■ WHAT IS NEEDED ■
Show all lines holding the string "type".

### INPUT FOR THIS TASK ###

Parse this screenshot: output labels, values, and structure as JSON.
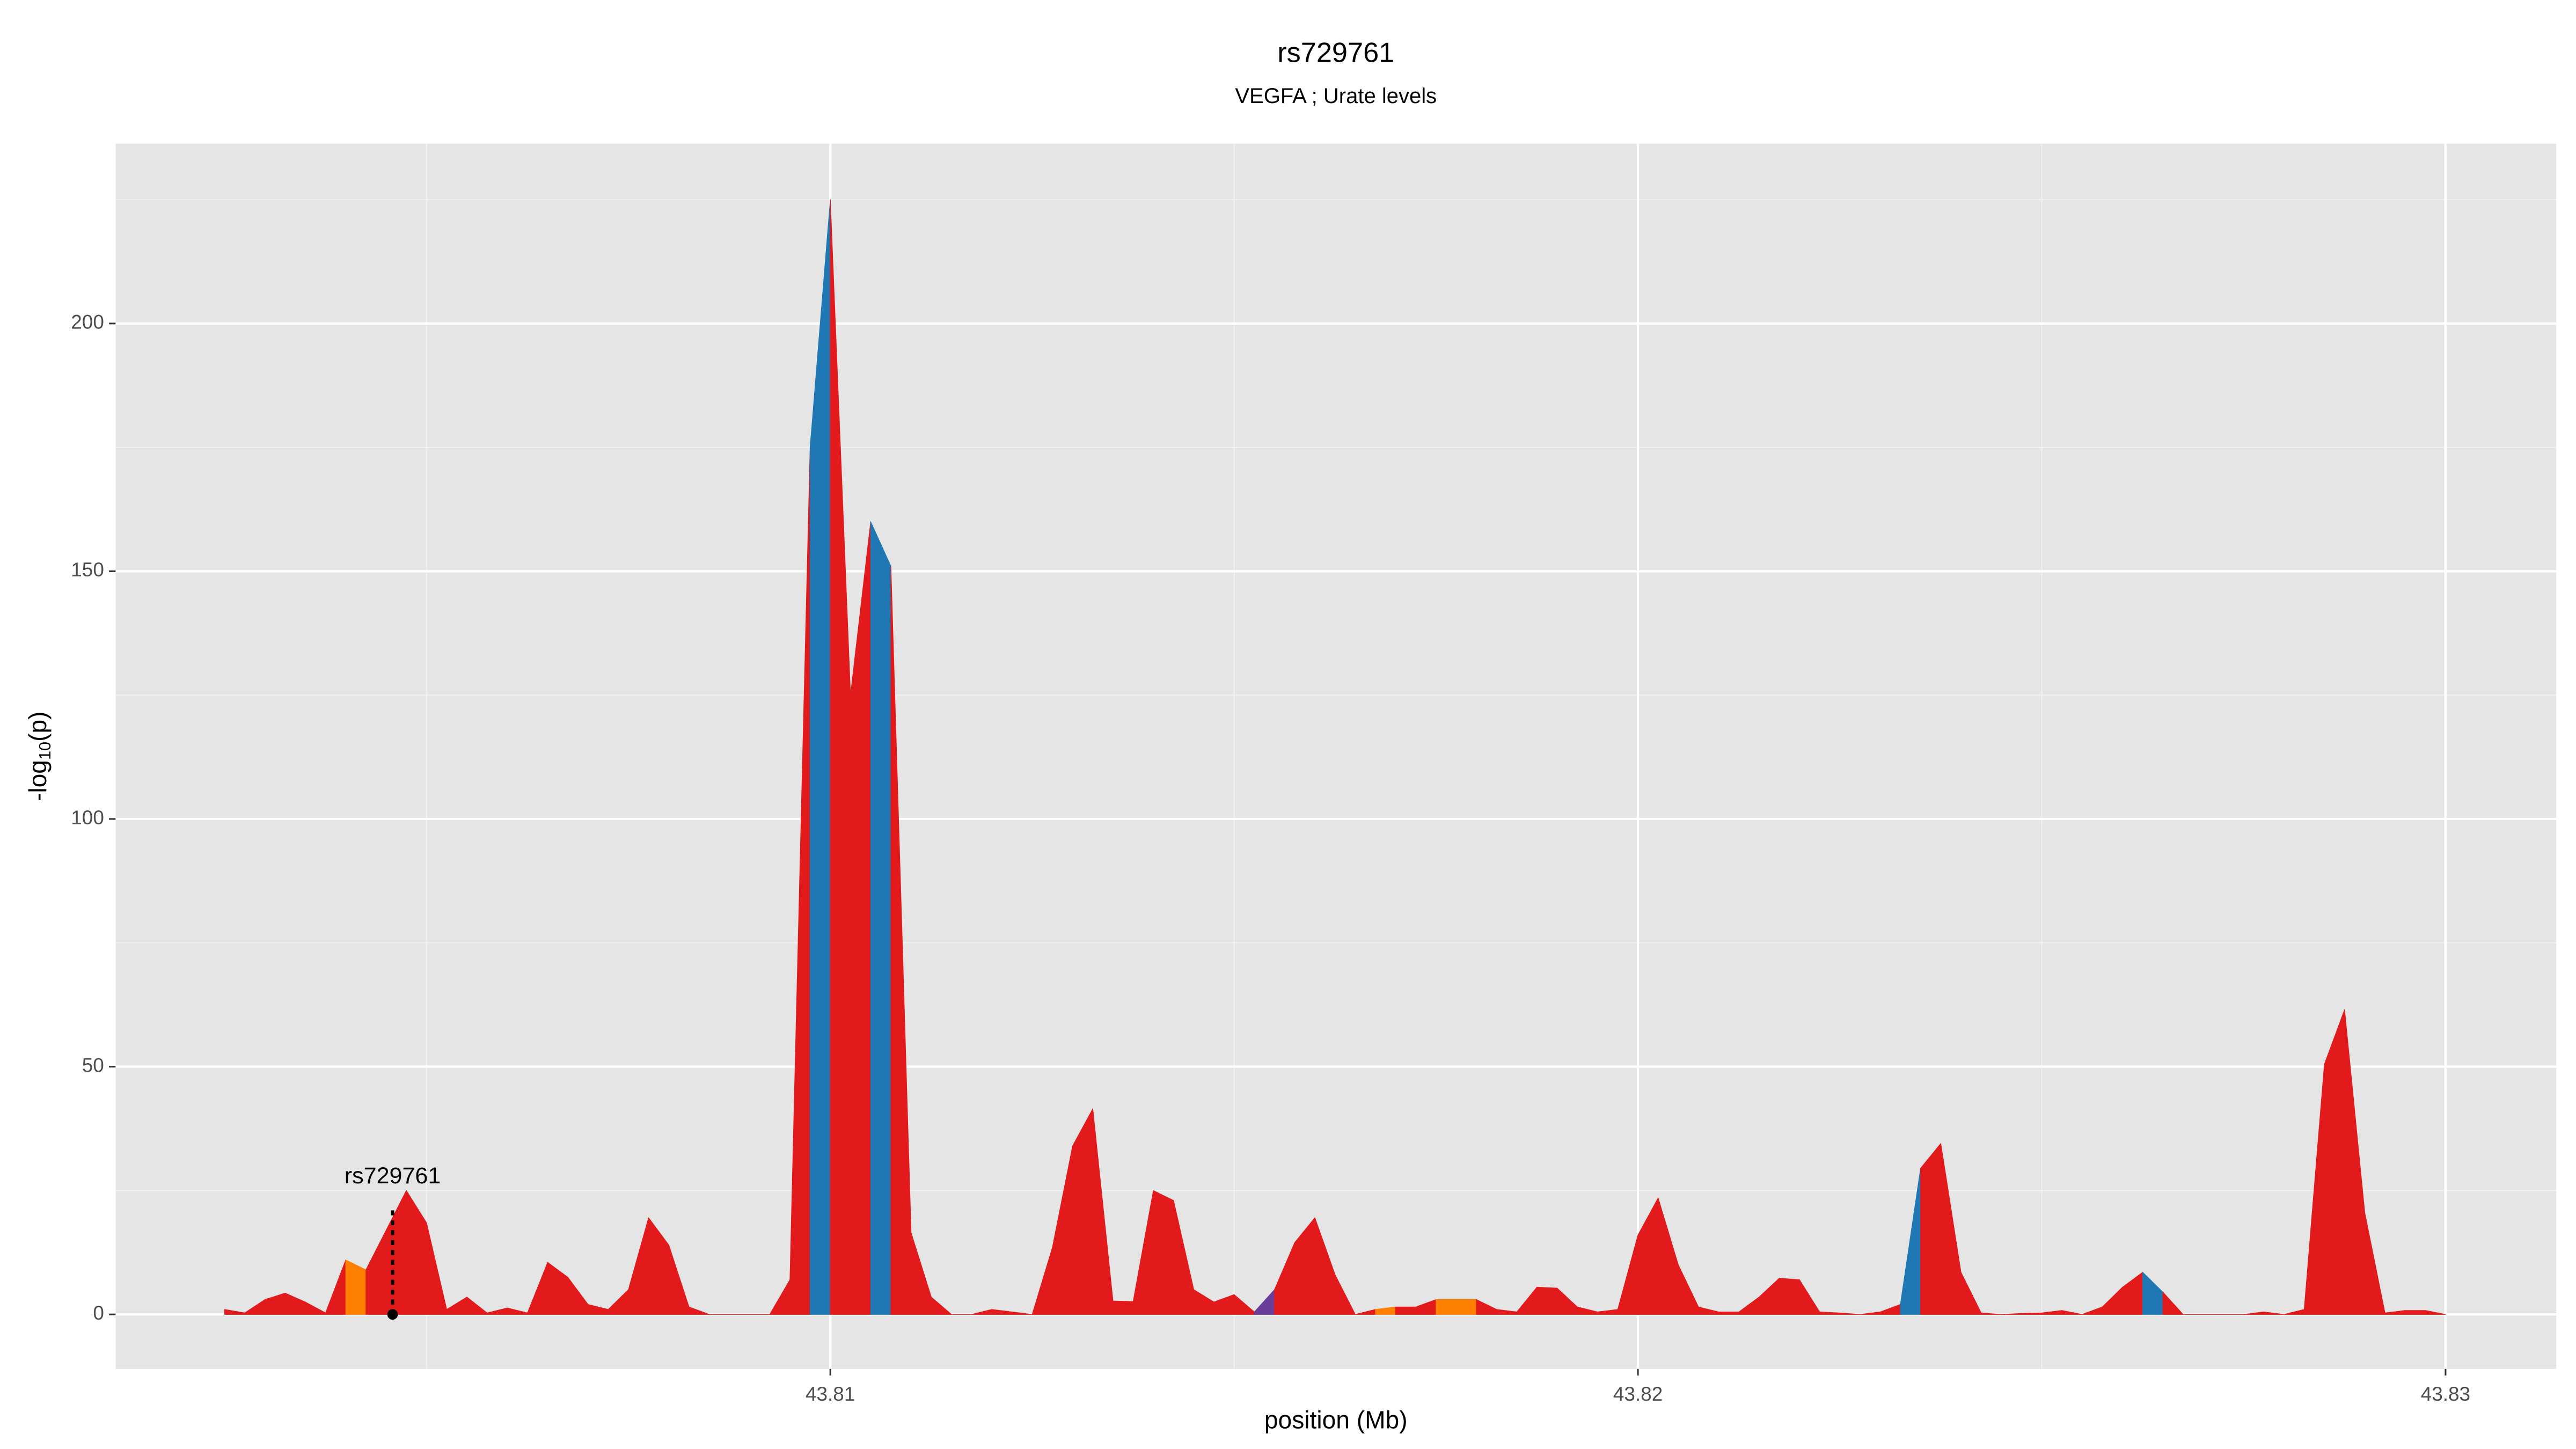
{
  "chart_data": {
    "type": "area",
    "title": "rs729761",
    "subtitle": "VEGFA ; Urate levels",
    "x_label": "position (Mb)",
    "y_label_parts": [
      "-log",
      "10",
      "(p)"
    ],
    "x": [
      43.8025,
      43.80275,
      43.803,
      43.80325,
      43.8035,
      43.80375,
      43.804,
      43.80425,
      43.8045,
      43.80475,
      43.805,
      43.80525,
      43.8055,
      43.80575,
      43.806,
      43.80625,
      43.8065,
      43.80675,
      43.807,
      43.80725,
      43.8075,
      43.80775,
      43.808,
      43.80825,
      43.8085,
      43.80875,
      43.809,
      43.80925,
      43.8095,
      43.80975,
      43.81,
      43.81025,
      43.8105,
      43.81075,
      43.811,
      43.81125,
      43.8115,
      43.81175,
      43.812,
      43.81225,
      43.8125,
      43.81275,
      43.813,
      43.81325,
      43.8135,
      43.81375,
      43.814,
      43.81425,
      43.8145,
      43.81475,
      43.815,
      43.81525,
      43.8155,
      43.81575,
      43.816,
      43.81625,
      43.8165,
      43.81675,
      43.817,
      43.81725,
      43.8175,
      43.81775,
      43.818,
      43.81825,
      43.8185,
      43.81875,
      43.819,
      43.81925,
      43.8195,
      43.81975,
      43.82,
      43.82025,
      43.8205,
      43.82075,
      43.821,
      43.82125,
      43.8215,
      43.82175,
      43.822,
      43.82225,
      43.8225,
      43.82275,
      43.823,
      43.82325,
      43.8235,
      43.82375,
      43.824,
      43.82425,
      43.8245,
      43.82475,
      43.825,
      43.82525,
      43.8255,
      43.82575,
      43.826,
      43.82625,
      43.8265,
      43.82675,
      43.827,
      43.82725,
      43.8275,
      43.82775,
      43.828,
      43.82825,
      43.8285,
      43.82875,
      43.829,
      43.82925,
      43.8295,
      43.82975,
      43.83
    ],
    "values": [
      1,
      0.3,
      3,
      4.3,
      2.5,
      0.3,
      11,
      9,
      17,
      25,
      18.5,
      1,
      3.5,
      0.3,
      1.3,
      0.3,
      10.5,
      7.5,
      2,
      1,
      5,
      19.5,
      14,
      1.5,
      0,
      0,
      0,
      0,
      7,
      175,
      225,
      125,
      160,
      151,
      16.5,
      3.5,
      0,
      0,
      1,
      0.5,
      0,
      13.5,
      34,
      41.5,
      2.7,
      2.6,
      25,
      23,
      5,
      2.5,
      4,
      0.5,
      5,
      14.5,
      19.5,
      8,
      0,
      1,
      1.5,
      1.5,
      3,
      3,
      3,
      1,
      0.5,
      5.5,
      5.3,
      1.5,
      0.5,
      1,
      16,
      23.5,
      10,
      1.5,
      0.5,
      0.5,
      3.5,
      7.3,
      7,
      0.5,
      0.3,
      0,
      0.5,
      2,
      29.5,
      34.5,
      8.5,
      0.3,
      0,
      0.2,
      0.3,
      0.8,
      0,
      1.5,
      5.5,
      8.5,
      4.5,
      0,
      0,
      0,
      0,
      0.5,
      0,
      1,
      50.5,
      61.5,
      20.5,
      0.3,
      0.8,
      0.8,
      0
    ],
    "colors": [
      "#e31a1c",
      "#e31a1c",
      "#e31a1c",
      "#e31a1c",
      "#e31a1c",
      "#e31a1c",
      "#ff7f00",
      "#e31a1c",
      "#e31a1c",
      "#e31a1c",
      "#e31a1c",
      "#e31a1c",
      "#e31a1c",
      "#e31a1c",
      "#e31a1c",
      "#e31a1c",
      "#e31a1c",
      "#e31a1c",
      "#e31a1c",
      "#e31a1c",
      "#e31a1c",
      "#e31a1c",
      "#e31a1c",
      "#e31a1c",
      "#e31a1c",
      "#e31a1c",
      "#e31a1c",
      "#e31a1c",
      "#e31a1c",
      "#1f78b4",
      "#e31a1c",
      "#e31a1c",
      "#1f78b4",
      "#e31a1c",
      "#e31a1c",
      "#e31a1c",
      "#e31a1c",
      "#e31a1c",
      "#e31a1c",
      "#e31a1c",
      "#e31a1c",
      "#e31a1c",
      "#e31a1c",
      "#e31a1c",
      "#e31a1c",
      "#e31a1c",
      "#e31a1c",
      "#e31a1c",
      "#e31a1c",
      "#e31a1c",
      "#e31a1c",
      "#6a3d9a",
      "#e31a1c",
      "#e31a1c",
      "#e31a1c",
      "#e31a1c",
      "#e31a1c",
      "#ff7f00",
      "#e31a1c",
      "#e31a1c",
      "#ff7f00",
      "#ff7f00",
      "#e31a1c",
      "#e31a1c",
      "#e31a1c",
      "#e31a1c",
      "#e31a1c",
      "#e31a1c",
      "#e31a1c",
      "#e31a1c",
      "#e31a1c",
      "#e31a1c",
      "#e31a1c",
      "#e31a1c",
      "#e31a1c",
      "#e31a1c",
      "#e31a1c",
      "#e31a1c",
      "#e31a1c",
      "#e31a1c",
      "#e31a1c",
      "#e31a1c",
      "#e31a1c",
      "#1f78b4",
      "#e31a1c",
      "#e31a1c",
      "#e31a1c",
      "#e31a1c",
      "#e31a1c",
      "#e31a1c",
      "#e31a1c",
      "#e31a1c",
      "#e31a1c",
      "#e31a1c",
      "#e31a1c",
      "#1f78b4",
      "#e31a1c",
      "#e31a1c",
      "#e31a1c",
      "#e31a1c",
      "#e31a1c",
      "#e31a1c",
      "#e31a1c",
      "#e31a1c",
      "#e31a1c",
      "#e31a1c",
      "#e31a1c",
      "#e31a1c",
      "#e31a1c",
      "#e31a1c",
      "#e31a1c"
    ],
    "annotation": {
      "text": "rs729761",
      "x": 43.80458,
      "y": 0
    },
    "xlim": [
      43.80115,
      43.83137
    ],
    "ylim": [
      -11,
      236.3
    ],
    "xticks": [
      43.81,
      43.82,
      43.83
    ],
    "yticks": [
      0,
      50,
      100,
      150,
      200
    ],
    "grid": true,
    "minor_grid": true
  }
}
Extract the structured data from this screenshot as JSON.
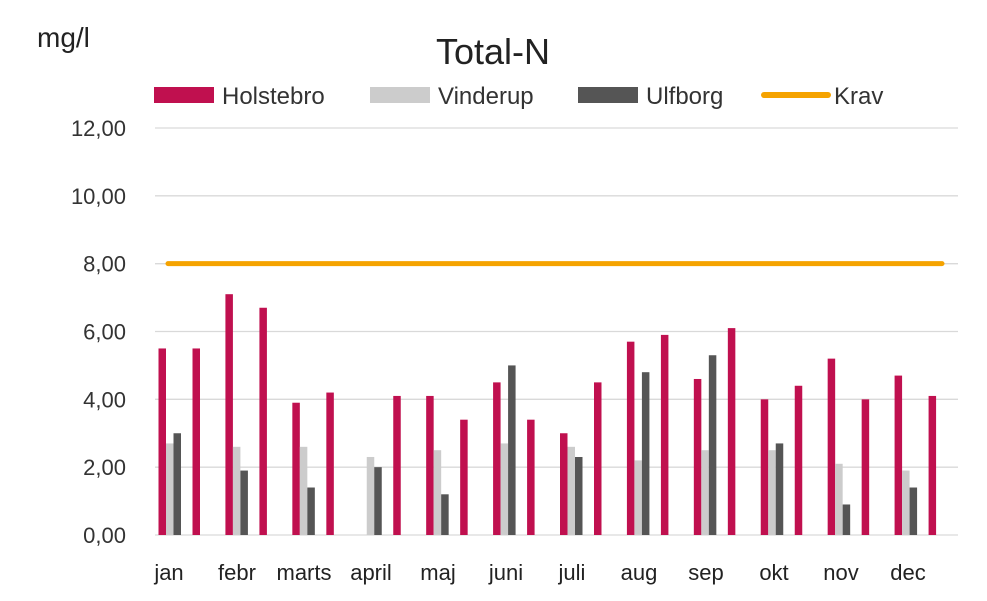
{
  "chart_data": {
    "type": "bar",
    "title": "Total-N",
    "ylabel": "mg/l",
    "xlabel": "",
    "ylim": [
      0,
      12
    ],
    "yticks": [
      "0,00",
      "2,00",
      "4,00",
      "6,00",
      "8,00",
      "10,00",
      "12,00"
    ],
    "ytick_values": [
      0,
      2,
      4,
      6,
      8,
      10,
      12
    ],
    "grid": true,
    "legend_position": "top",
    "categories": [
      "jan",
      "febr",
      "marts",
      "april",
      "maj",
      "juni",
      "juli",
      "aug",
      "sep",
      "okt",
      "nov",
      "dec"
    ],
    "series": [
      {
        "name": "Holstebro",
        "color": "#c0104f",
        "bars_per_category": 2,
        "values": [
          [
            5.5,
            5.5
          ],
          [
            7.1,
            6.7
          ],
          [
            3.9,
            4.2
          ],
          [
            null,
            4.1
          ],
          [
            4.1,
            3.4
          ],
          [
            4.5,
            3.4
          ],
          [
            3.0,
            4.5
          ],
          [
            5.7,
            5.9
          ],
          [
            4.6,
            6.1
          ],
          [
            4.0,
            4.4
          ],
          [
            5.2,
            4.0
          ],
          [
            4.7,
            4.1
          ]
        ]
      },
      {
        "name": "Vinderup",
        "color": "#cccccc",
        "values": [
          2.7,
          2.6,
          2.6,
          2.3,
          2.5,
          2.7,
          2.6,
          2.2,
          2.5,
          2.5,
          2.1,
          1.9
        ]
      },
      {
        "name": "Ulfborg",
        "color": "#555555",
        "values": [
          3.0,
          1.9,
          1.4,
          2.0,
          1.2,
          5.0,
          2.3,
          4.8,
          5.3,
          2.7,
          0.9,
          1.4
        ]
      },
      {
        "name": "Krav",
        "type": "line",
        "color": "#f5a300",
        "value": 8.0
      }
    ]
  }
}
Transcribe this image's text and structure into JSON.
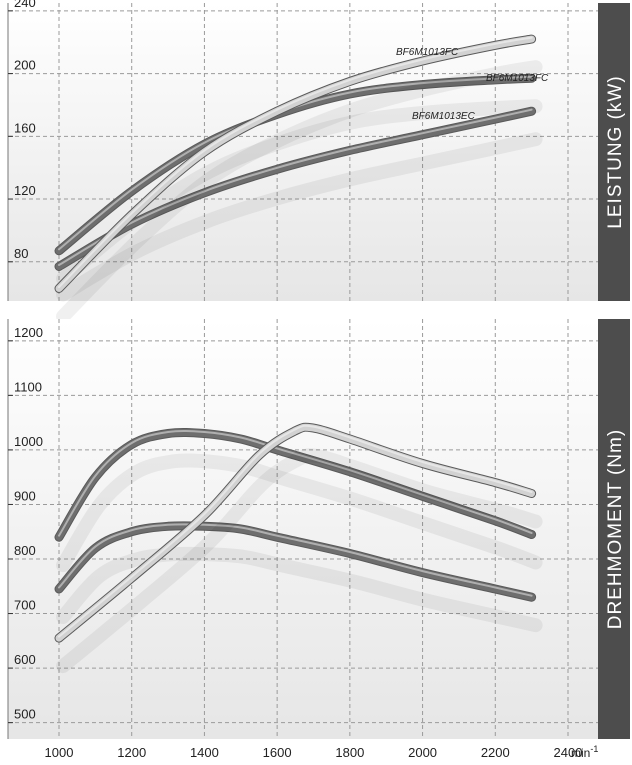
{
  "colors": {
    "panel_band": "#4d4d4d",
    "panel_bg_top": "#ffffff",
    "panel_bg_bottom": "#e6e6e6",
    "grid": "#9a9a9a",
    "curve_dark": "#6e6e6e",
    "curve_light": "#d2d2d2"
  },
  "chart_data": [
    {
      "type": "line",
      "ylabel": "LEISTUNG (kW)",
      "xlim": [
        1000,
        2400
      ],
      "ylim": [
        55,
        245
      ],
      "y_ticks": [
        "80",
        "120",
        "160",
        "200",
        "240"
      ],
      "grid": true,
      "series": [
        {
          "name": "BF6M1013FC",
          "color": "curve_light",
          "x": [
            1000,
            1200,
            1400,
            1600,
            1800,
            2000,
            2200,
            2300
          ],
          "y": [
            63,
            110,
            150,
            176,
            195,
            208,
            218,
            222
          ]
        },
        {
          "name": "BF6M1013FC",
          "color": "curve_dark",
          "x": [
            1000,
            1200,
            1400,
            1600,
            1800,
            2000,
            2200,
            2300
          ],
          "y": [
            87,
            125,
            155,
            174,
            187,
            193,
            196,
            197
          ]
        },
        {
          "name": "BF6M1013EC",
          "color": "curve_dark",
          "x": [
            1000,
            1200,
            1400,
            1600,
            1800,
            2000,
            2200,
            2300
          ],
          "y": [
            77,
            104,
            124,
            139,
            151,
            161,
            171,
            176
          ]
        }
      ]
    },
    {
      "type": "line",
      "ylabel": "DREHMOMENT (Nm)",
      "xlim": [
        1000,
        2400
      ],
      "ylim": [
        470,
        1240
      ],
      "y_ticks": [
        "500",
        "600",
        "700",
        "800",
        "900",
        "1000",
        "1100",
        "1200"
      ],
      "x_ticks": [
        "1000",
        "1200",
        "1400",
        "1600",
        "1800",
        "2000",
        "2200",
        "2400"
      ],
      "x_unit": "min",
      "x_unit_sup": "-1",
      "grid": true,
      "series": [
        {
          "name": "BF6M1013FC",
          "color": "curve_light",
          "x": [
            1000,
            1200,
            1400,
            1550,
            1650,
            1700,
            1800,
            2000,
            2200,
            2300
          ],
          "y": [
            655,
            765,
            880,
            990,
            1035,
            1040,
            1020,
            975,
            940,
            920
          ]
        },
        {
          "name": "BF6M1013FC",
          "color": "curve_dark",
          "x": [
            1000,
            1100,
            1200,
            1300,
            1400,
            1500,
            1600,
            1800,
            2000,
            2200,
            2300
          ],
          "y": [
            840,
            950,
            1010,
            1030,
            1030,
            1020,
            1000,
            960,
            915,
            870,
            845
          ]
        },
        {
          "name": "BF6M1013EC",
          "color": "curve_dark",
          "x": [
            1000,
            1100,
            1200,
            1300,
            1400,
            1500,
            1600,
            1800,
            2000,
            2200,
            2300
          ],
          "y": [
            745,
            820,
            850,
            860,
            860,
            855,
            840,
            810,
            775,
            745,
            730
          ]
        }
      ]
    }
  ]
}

###

■ REPLY ■
    "type": "area",
    "type": "bar",
        "type": "line",
      "type": "line",
      "type": "line",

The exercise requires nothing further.